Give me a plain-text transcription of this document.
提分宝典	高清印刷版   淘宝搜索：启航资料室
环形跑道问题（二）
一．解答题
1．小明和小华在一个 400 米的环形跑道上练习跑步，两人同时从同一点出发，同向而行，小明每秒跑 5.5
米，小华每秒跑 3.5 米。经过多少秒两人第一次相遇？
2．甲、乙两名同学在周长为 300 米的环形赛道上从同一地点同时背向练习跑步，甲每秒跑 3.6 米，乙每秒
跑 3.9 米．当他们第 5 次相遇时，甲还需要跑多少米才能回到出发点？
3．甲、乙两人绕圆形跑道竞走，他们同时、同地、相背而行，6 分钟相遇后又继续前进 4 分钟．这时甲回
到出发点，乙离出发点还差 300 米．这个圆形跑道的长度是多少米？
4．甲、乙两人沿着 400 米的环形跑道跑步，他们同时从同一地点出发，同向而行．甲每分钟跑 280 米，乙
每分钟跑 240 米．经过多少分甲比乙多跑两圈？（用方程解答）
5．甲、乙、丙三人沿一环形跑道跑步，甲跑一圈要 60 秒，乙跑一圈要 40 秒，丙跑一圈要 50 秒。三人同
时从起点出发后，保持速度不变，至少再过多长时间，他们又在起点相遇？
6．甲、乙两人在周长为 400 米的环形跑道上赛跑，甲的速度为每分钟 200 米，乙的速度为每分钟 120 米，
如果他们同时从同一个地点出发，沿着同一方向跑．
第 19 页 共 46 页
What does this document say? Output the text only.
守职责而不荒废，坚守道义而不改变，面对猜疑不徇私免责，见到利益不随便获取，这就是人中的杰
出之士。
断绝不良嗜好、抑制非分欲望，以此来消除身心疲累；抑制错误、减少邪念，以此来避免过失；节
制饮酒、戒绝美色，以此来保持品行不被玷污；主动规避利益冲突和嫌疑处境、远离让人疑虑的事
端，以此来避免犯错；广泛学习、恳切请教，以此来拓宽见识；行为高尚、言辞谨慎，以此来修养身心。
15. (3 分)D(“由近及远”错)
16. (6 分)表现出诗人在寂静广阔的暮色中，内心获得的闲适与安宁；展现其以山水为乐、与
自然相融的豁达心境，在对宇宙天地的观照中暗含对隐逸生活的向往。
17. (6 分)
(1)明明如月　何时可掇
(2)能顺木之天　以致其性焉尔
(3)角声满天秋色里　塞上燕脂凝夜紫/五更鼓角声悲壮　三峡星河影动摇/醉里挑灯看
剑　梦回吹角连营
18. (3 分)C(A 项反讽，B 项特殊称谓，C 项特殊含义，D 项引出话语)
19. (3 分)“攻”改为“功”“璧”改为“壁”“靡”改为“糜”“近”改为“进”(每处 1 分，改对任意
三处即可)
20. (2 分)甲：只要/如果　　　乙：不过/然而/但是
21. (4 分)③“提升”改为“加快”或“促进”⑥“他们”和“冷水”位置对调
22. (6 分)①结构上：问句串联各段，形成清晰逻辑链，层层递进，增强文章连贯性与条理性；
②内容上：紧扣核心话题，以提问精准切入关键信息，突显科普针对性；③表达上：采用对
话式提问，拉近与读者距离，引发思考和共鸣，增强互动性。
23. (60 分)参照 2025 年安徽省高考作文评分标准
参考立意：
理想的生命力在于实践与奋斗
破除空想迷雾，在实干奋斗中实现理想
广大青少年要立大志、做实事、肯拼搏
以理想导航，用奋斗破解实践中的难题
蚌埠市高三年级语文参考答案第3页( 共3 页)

(What to produce): Copy out the full listing exactly.

(Response to the task):
Give me a plain-text transcription of this document.
提分宝典	高清印刷版   淘宝搜索：启航资料室
环形跑道问题（二）
一．解答题
1．小明和小华在一个 400 米的环形跑道上练习跑步，两人同时从同一点出发，同向而行，小明每秒跑 5.5
米，小华每秒跑 3.5 米。经过多少秒两人第一次相遇？
2．甲、乙两名同学在周长为 300 米的环形赛道上从同一地点同时背向练习跑步，甲每秒跑 3.6 米，乙每秒
跑 3.9 米．当他们第 5 次相遇时，甲还需要跑多少米才能回到出发点？
3．甲、乙两人绕圆形跑道竞走，他们同时、同地、相背而行，6 分钟相遇后又继续前进 4 分钟．这时甲回
到出发点，乙离出发点还差 300 米．这个圆形跑道的长度是多少米？
4．甲、乙两人沿着 400 米的环形跑道跑步，他们同时从同一地点出发，同向而行．甲每分钟跑 280 米，乙
每分钟跑 240 米．经过多少分甲比乙多跑两圈？（用方程解答）
5．甲、乙、丙三人沿一环形跑道跑步，甲跑一圈要 60 秒，乙跑一圈要 40 秒，丙跑一圈要 50 秒。三人同
时从起点出发后，保持速度不变，至少再过多长时间，他们又在起点相遇？
6．甲、乙两人在周长为 400 米的环形跑道上赛跑，甲的速度为每分钟 200 米，乙的速度为每分钟 120 米，
如果他们同时从同一个地点出发，沿着同一方向跑．
第 19 页 共 46 页
What does this document say? Output the text only.
守职责而不荒废，坚守道义而不改变，面对猜疑不徇私免责，见到利益不随便获取，这就是人中的杰
出之士。
断绝不良嗜好、抑制非分欲望，以此来消除身心疲累；抑制错误、减少邪念，以此来避免过失；节
制饮酒、戒绝美色，以此来保持品行不被玷污；主动规避利益冲突和嫌疑处境、远离让人疑虑的事
端，以此来避免犯错；广泛学习、恳切请教，以此来拓宽见识；行为高尚、言辞谨慎，以此来修养身心。
15. (3 分)D(“由近及远”错)
16. (6 分)表现出诗人在寂静广阔的暮色中，内心获得的闲适与安宁；展现其以山水为乐、与
自然相融的豁达心境，在对宇宙天地的观照中暗含对隐逸生活的向往。
17. (6 分)
(1)明明如月　何时可掇
(2)能顺木之天　以致其性焉尔
(3)角声满天秋色里　塞上燕脂凝夜紫/五更鼓角声悲壮　三峡星河影动摇/醉里挑灯看
剑　梦回吹角连营
18. (3 分)C(A 项反讽，B 项特殊称谓，C 项特殊含义，D 项引出话语)
19. (3 分)“攻”改为“功”“璧”改为“壁”“靡”改为“糜”“近”改为“进”(每处 1 分，改对任意
三处即可)
20. (2 分)甲：只要/如果　　　乙：不过/然而/但是
21. (4 分)③“提升”改为“加快”或“促进”⑥“他们”和“冷水”位置对调
22. (6 分)①结构上：问句串联各段，形成清晰逻辑链，层层递进，增强文章连贯性与条理性；
②内容上：紧扣核心话题，以提问精准切入关键信息，突显科普针对性；③表达上：采用对
话式提问，拉近与读者距离，引发思考和共鸣，增强互动性。
23. (60 分)参照 2025 年安徽省高考作文评分标准
参考立意：
理想的生命力在于实践与奋斗
破除空想迷雾，在实干奋斗中实现理想
广大青少年要立大志、做实事、肯拼搏
以理想导航，用奋斗破解实践中的难题
蚌埠市高三年级语文参考答案第3页( 共3 页)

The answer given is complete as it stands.